Exercise prompt >> Write out the data again exactly, skipping every picture.
(begin)
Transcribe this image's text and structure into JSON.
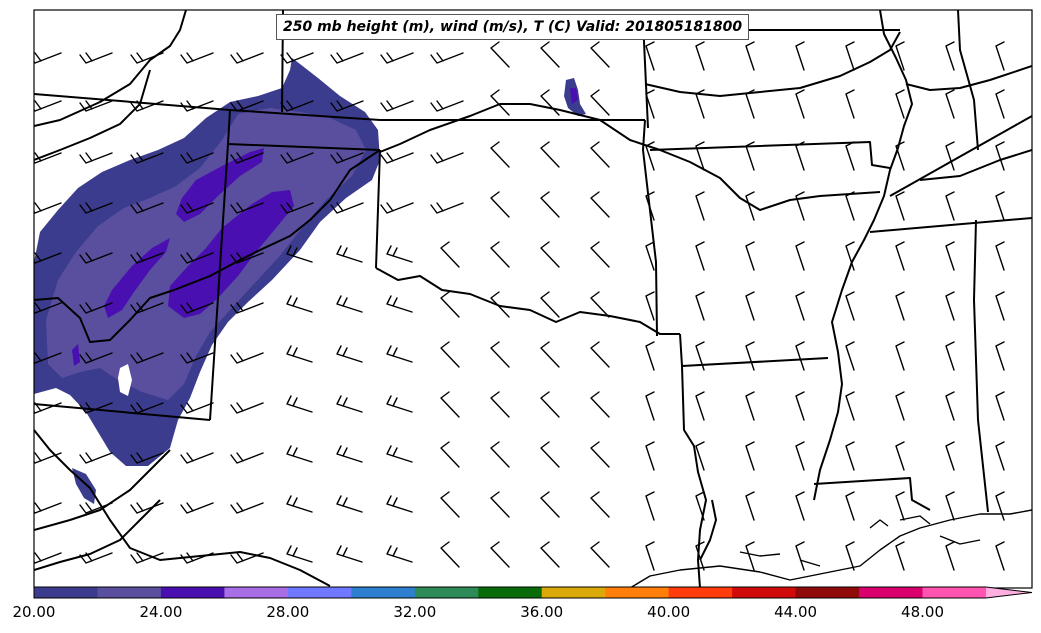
{
  "title": "250 mb height (m), wind (m/s), T (C) Valid: 201805181800",
  "colorbar": {
    "tick_labels": [
      "20.00",
      "24.00",
      "28.00",
      "32.00",
      "36.00",
      "40.00",
      "44.00",
      "48.00"
    ],
    "min": 20,
    "max": 52,
    "step": 2,
    "colors": [
      "#3c3c8e",
      "#5a4f9f",
      "#4a0fb0",
      "#a76ee6",
      "#6f78ff",
      "#2e7fcf",
      "#2e8b57",
      "#0a6b0a",
      "#dbaa0a",
      "#ff7f0a",
      "#ff3c0a",
      "#d10a0a",
      "#900a0a",
      "#d9006e",
      "#ff55b0",
      "#ffaee0"
    ]
  },
  "temperature_shading": {
    "regions": [
      "Colorado / northeast New Mexico / western Kansas",
      "small patch in Nebraska"
    ],
    "colors": [
      "#3c3c8e",
      "#5a4f9f",
      "#4a0fb0"
    ]
  },
  "wind_barbs": {
    "note_colors": {
      "barb": "#000000"
    }
  }
}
(end)
Solution >>
Transcribe this image's text and structure into JSON.
{
  "title": "250 mb height (m), wind (m/s), T (C) Valid: 201805181800",
  "colorbar": {
    "tick_labels": [
      "20.00",
      "24.00",
      "28.00",
      "32.00",
      "36.00",
      "40.00",
      "44.00",
      "48.00"
    ],
    "min": 20,
    "max": 52,
    "step": 2,
    "colors": [
      "#3c3c8e",
      "#5a4f9f",
      "#4a0fb0",
      "#a76ee6",
      "#6f78ff",
      "#2e7fcf",
      "#2e8b57",
      "#0a6b0a",
      "#dbaa0a",
      "#ff7f0a",
      "#ff3c0a",
      "#d10a0a",
      "#900a0a",
      "#d9006e",
      "#ff55b0",
      "#ffaee0"
    ]
  },
  "temperature_shading": {
    "regions": [
      "Colorado / northeast New Mexico / western Kansas",
      "small patch in Nebraska"
    ],
    "colors": [
      "#3c3c8e",
      "#5a4f9f",
      "#4a0fb0"
    ]
  },
  "wind_barbs": {
    "note_colors": {
      "barb": "#000000"
    }
  }
}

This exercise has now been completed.